**What to produce:** Check each line of the data for "adapter" and select those that have it.

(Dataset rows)
begin
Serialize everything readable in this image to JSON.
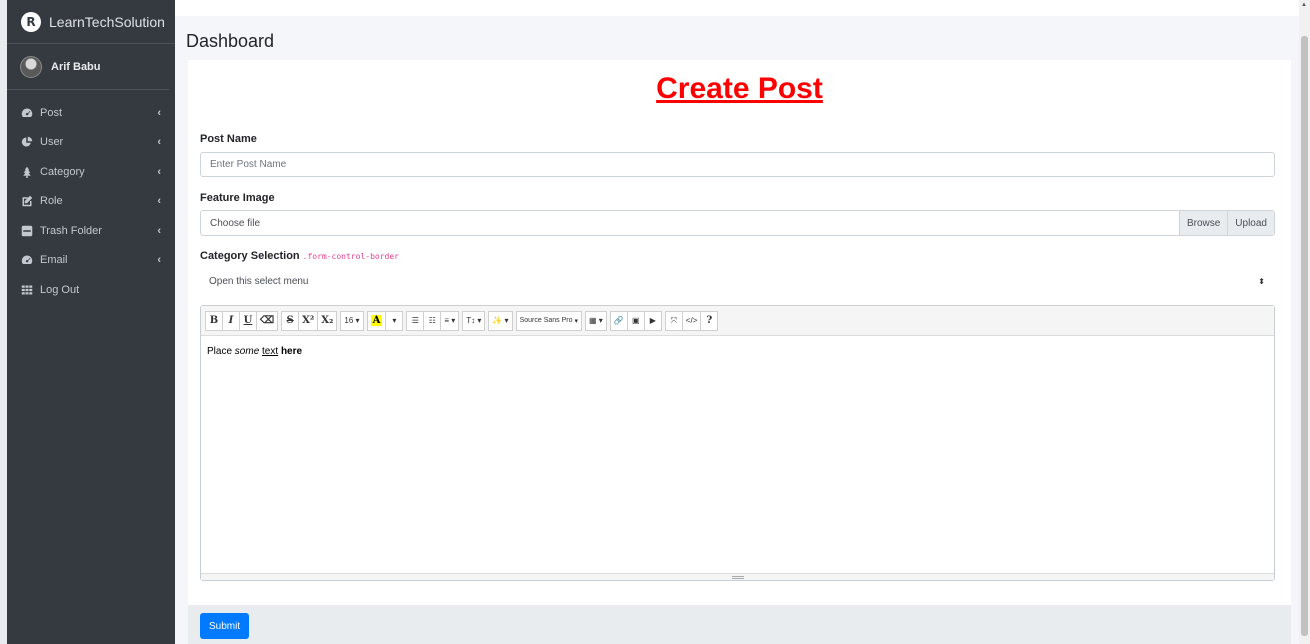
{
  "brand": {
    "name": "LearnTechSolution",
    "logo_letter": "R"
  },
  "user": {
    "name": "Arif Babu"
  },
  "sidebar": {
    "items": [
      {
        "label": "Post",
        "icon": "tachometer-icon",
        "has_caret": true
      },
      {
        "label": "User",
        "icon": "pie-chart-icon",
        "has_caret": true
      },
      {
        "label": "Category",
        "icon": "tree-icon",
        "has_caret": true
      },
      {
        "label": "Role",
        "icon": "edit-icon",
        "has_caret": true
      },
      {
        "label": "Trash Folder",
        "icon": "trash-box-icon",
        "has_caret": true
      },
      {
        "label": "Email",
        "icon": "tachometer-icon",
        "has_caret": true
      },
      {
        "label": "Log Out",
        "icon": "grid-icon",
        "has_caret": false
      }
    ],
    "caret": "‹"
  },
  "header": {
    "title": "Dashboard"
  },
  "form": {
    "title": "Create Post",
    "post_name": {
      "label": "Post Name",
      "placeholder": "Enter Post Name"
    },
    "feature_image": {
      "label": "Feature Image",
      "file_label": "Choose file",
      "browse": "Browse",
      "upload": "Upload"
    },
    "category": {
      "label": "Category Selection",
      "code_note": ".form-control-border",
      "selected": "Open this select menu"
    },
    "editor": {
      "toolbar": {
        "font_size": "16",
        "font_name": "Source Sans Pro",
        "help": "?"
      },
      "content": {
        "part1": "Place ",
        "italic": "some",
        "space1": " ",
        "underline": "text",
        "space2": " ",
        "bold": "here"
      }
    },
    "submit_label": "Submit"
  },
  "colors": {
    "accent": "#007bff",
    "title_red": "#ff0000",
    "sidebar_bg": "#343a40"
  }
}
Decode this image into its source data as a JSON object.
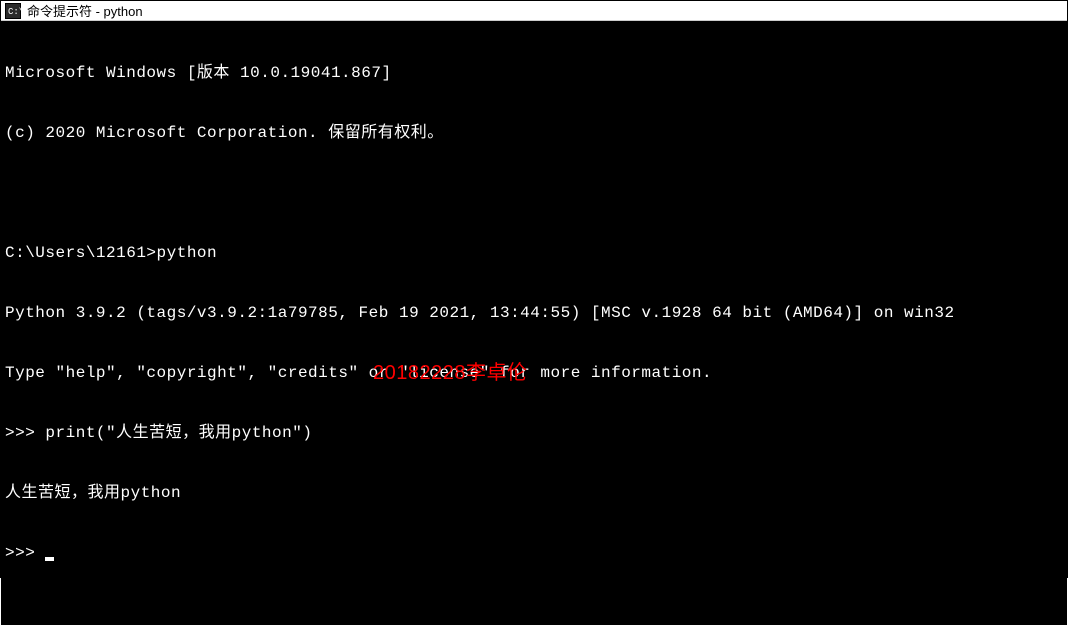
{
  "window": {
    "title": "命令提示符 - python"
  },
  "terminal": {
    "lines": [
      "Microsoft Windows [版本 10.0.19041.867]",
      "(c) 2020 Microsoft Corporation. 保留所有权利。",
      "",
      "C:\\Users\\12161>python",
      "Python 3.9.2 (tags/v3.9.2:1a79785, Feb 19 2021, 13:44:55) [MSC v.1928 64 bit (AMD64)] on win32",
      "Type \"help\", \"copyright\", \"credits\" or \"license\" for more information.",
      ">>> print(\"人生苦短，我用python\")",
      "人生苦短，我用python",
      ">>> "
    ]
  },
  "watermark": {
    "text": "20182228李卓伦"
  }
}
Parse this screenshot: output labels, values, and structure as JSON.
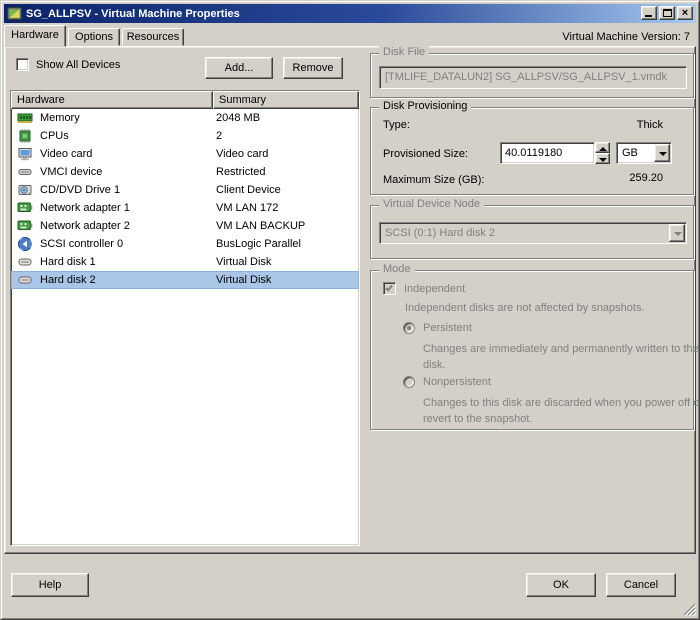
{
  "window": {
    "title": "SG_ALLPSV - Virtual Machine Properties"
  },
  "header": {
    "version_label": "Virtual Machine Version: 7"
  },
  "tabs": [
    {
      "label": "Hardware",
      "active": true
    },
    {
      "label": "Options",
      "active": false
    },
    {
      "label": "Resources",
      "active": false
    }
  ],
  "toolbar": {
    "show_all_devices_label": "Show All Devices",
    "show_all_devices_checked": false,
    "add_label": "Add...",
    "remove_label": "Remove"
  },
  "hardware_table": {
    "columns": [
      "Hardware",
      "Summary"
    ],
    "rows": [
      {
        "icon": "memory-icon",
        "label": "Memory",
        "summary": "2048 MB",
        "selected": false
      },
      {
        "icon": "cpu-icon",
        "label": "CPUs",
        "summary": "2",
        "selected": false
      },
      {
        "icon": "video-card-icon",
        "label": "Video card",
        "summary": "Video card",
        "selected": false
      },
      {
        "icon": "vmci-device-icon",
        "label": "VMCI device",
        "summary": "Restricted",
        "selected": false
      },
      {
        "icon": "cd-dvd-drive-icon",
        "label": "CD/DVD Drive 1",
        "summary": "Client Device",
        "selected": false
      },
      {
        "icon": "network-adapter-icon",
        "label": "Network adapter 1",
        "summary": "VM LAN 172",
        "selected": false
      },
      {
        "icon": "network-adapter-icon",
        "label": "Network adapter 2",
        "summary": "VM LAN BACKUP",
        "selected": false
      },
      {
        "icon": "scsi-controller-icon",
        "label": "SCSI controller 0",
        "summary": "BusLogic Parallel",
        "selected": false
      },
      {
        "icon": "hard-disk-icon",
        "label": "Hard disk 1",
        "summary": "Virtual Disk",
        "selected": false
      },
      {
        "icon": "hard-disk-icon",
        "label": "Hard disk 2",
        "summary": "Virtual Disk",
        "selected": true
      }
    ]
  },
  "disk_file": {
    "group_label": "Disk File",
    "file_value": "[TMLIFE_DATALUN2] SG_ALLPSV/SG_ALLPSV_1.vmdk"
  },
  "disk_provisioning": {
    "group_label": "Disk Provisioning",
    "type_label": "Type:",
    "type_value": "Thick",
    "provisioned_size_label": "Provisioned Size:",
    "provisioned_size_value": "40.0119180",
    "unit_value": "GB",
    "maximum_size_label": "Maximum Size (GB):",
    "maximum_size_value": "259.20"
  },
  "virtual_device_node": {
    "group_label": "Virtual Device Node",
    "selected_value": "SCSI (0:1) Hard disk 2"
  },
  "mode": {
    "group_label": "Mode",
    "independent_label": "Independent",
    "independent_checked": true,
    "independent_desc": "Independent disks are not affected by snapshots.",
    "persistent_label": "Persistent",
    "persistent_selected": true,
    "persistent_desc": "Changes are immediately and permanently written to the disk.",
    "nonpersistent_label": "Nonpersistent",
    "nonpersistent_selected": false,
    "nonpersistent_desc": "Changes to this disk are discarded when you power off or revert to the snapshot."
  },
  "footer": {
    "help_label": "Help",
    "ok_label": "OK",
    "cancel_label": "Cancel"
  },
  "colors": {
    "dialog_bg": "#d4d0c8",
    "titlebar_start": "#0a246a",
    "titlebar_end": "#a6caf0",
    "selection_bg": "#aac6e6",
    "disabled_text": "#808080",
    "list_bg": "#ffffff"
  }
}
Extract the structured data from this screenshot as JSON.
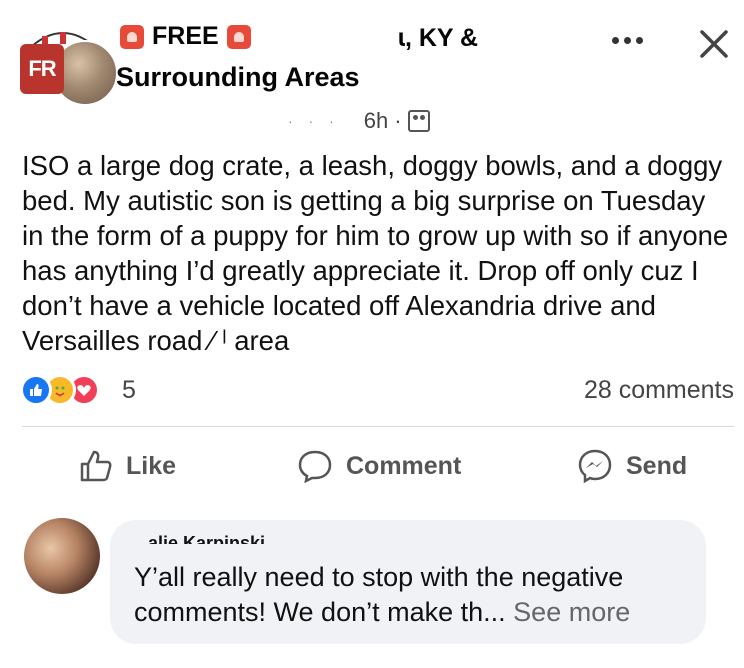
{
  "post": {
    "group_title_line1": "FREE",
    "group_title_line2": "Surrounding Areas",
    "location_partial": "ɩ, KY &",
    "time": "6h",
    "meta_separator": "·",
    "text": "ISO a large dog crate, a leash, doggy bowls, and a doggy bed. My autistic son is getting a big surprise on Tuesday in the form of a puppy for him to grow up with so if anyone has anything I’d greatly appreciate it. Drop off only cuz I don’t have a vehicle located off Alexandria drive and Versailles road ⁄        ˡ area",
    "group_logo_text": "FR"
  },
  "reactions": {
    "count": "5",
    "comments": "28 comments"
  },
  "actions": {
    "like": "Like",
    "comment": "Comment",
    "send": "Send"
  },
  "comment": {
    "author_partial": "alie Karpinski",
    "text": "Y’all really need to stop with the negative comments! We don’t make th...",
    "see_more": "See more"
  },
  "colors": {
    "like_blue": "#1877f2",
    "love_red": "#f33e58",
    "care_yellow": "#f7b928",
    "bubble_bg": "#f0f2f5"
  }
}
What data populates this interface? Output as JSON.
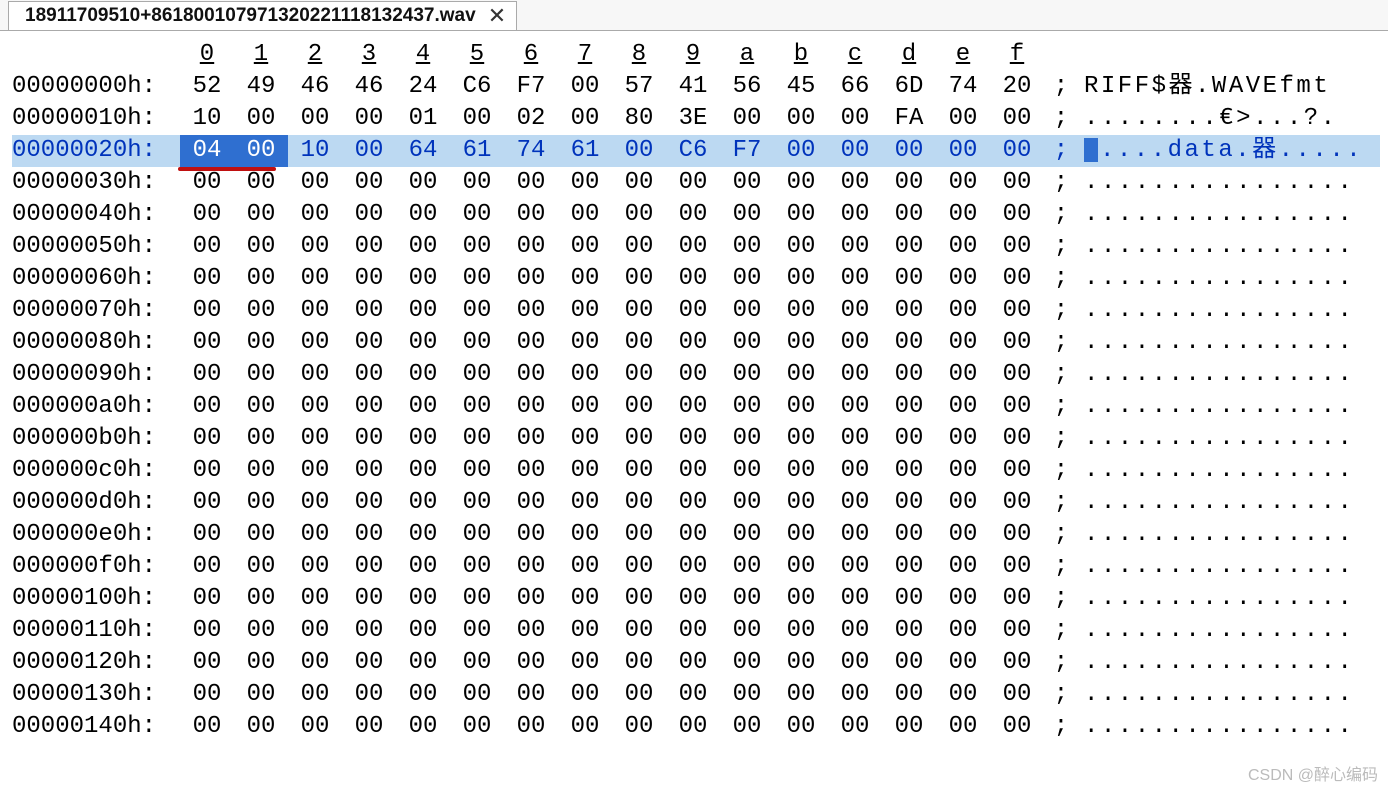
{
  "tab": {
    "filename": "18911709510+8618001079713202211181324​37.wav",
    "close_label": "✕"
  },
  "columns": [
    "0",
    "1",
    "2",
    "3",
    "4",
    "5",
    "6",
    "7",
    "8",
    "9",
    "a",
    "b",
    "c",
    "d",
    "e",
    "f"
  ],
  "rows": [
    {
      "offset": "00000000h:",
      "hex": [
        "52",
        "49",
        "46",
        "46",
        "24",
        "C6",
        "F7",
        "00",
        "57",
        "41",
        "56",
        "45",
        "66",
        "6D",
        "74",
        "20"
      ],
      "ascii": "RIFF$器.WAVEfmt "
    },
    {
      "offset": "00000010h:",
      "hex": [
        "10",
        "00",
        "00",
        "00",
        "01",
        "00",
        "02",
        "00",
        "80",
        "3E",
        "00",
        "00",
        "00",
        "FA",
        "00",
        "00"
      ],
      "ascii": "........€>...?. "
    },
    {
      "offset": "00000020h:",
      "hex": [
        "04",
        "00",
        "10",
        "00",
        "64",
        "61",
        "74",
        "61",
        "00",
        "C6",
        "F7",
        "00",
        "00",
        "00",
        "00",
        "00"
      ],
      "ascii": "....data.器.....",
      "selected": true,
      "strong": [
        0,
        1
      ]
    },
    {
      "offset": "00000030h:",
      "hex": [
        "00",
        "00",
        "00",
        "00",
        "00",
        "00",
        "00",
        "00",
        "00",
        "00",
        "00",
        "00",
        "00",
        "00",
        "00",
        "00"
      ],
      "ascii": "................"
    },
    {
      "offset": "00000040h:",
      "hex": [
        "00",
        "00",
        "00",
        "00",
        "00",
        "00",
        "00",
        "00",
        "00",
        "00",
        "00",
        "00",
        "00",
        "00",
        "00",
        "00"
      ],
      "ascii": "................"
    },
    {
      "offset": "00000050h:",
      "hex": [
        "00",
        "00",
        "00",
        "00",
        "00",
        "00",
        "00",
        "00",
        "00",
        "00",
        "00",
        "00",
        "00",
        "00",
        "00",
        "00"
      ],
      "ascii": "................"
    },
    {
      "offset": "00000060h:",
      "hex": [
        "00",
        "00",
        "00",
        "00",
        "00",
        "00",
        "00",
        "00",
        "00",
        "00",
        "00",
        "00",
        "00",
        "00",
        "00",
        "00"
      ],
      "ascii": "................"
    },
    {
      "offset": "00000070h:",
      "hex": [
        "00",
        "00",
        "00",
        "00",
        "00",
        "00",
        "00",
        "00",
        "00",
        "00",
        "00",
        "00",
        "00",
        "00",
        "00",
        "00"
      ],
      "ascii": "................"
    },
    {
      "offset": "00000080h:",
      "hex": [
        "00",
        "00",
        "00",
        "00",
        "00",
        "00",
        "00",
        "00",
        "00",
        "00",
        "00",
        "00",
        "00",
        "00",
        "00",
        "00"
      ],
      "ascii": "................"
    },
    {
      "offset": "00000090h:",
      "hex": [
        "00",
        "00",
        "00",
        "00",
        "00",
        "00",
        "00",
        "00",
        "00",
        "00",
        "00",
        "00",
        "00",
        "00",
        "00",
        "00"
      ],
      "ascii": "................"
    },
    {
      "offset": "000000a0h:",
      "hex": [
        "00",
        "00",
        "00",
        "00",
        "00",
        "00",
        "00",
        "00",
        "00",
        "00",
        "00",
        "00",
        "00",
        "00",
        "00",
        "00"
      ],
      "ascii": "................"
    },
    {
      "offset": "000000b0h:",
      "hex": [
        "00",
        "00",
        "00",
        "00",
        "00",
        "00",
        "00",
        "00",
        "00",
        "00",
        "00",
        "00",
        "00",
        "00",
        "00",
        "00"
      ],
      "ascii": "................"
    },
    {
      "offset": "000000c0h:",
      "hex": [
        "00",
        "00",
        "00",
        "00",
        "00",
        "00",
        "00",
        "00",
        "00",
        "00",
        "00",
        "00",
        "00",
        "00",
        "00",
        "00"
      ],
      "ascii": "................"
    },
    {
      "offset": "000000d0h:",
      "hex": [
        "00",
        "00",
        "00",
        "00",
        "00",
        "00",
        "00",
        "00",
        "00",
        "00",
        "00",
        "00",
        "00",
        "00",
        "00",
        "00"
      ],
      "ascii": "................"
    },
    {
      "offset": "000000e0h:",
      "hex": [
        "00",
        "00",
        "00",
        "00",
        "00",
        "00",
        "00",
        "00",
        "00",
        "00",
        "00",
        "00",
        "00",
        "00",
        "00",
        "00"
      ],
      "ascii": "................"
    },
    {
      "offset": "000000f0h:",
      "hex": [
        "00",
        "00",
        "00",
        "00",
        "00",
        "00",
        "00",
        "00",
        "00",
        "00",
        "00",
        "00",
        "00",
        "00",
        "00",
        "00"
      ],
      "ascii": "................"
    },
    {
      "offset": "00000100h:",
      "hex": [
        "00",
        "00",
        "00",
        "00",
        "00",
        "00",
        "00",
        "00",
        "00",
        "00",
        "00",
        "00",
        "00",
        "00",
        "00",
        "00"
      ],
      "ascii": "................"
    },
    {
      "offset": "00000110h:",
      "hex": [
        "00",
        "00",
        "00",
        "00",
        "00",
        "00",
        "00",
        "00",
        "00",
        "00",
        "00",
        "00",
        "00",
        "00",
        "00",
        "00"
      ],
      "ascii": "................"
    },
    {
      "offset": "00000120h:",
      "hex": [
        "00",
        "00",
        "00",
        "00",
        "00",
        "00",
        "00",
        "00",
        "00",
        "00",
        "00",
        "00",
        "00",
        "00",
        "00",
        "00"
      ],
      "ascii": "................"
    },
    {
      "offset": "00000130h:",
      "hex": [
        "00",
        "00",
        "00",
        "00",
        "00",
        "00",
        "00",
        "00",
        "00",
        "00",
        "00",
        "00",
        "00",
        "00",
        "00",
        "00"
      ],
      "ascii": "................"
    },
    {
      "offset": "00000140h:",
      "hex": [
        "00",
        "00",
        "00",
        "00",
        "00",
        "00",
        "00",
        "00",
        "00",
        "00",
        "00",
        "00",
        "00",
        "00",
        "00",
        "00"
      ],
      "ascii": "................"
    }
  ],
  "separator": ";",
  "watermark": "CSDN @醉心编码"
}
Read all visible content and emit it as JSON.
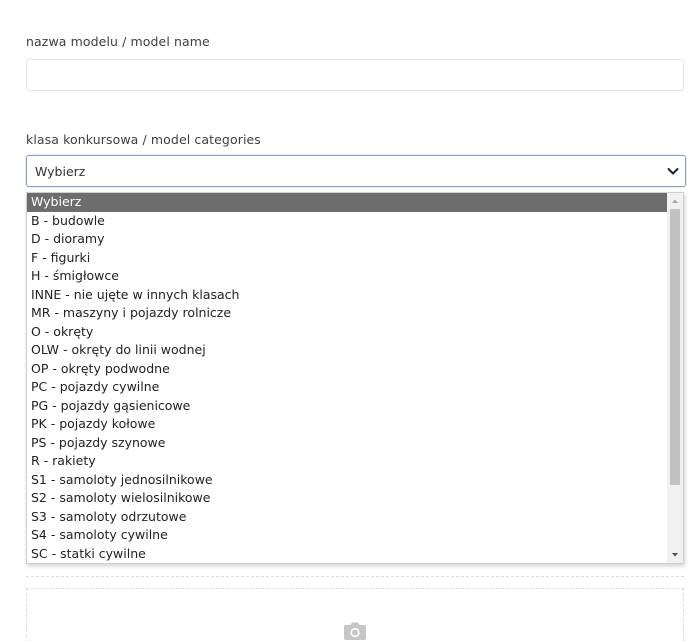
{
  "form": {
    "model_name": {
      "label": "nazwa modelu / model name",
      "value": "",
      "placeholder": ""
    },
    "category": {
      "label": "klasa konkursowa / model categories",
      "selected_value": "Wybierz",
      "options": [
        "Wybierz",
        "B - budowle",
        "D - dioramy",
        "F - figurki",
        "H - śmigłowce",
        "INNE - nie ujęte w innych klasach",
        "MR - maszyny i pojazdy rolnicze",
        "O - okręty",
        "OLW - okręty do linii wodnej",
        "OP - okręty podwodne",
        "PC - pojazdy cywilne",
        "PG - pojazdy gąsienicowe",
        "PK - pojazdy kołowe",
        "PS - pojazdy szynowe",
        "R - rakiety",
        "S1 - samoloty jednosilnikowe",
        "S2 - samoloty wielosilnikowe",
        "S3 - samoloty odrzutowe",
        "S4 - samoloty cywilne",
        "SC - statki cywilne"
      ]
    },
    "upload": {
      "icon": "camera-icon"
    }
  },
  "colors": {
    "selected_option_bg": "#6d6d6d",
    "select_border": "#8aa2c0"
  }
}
end
**Expected answer:**
        "icon": "network-adapter-icon",
        "label": "Network adapter 1",
        "icon": "network-adapter-icon",
        "label": "Network adapter 2",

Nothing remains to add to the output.